» The task: Rewrite the data from the line with "y-tick-label: 30% xyxy=(52,525,96,549)" through the end of the data, replacing "Prosentti" with "Percent" and leaving everything else unchanged.
(begin)
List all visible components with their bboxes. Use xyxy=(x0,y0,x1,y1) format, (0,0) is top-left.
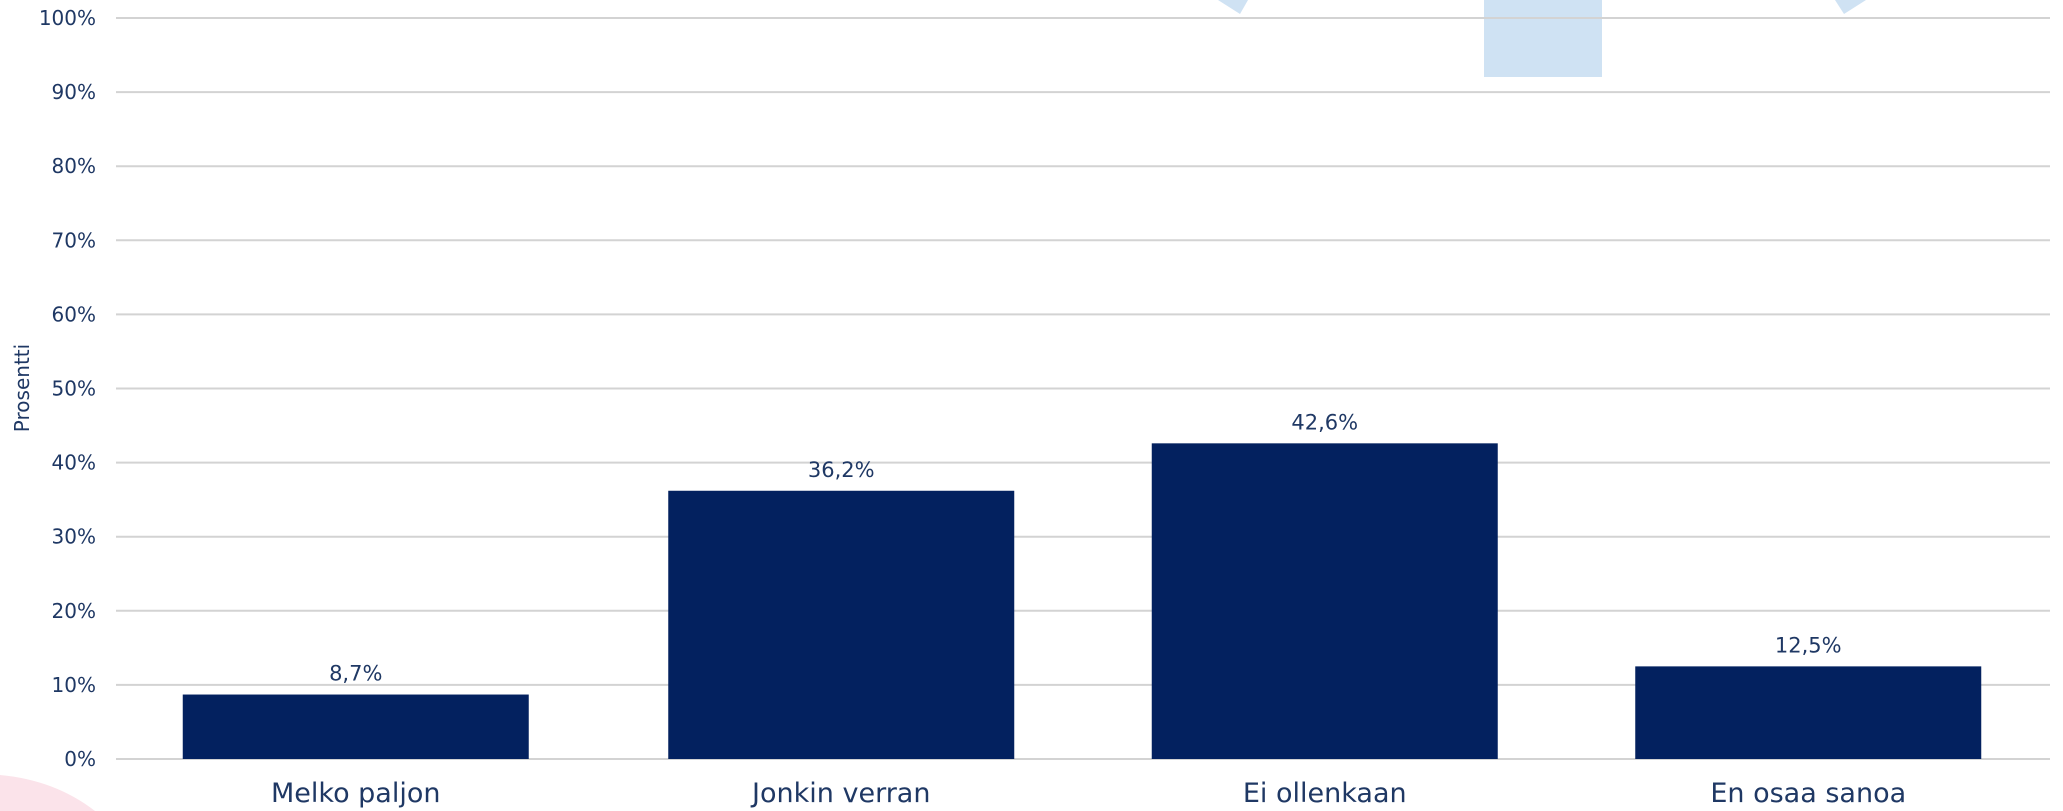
y-tick-label: 30% xyxy=(52,525,96,549)
bar xyxy=(182,694,529,759)
category-label: Ei ollenkaan xyxy=(1243,778,1407,809)
data-labels: 8,7% 36,2% 42,6% 12,5% xyxy=(329,410,1842,685)
y-tick-label: 70% xyxy=(52,228,96,252)
decor-chevron-right xyxy=(1835,0,1866,14)
y-tick-label: 10% xyxy=(52,673,96,697)
y-tick-label: 90% xyxy=(52,80,96,104)
y-tick-label: 50% xyxy=(52,377,96,401)
y-tick-label: 20% xyxy=(52,599,96,623)
bars xyxy=(182,443,1982,759)
decor-pink-arc xyxy=(0,775,95,811)
category-label: Melko paljon xyxy=(271,778,441,809)
bar xyxy=(1151,443,1498,759)
category-labels: Melko paljon Jonkin verran Ei ollenkaan En … xyxy=(271,778,1906,809)
y-tick-label: 100% xyxy=(39,6,96,30)
data-label: 42,6% xyxy=(1291,410,1358,434)
y-tick-label: 0% xyxy=(64,747,96,771)
decor-block xyxy=(1484,0,1602,77)
data-label: 36,2% xyxy=(808,458,875,482)
category-label: Jonkin verran xyxy=(750,778,930,809)
y-axis-title: Prosentti xyxy=(10,344,34,432)
y-tick-label: 60% xyxy=(52,302,96,326)
category-label: En osaa sanoa xyxy=(1710,778,1906,809)
data-label: 12,5% xyxy=(1775,633,1842,657)
bar xyxy=(668,490,1015,759)
background-decoration xyxy=(0,0,1866,811)
decor-chevron-left xyxy=(1218,0,1248,14)
bar xyxy=(1635,666,1982,759)
y-axis-tick-labels: 0% 10% 20% 30% 40% 50% 60% 70% 80% 90% 100% xyxy=(39,6,96,771)
y-tick-label: 40% xyxy=(52,451,96,475)
gridlines xyxy=(116,17,2050,760)
y-tick-label: 80% xyxy=(52,154,96,178)
data-label: 8,7% xyxy=(329,662,382,686)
(end)
» Result for this exercise:
y-tick-label: 30% xyxy=(52,525,96,549)
bar xyxy=(182,694,529,759)
category-label: Ei ollenkaan xyxy=(1243,778,1407,809)
data-labels: 8,7% 36,2% 42,6% 12,5% xyxy=(329,410,1842,685)
y-tick-label: 70% xyxy=(52,228,96,252)
decor-chevron-right xyxy=(1835,0,1866,14)
y-tick-label: 10% xyxy=(52,673,96,697)
y-tick-label: 90% xyxy=(52,80,96,104)
y-tick-label: 50% xyxy=(52,377,96,401)
y-tick-label: 20% xyxy=(52,599,96,623)
bars xyxy=(182,443,1982,759)
decor-pink-arc xyxy=(0,775,95,811)
category-label: Melko paljon xyxy=(271,778,441,809)
bar xyxy=(1151,443,1498,759)
category-labels: Melko paljon Jonkin verran Ei ollenkaan En … xyxy=(271,778,1906,809)
y-tick-label: 100% xyxy=(39,6,96,30)
data-label: 42,6% xyxy=(1291,410,1358,434)
y-tick-label: 0% xyxy=(64,747,96,771)
decor-block xyxy=(1484,0,1602,77)
data-label: 36,2% xyxy=(808,458,875,482)
category-label: Jonkin verran xyxy=(750,778,930,809)
y-axis-title: Percent xyxy=(10,344,34,432)
y-tick-label: 60% xyxy=(52,302,96,326)
category-label: En osaa sanoa xyxy=(1710,778,1906,809)
data-label: 12,5% xyxy=(1775,633,1842,657)
bar xyxy=(668,490,1015,759)
background-decoration xyxy=(0,0,1866,811)
decor-chevron-left xyxy=(1218,0,1248,14)
bar xyxy=(1635,666,1982,759)
y-axis-tick-labels: 0% 10% 20% 30% 40% 50% 60% 70% 80% 90% 100% xyxy=(39,6,96,771)
y-tick-label: 40% xyxy=(52,451,96,475)
gridlines xyxy=(116,17,2050,760)
y-tick-label: 80% xyxy=(52,154,96,178)
data-label: 8,7% xyxy=(329,662,382,686)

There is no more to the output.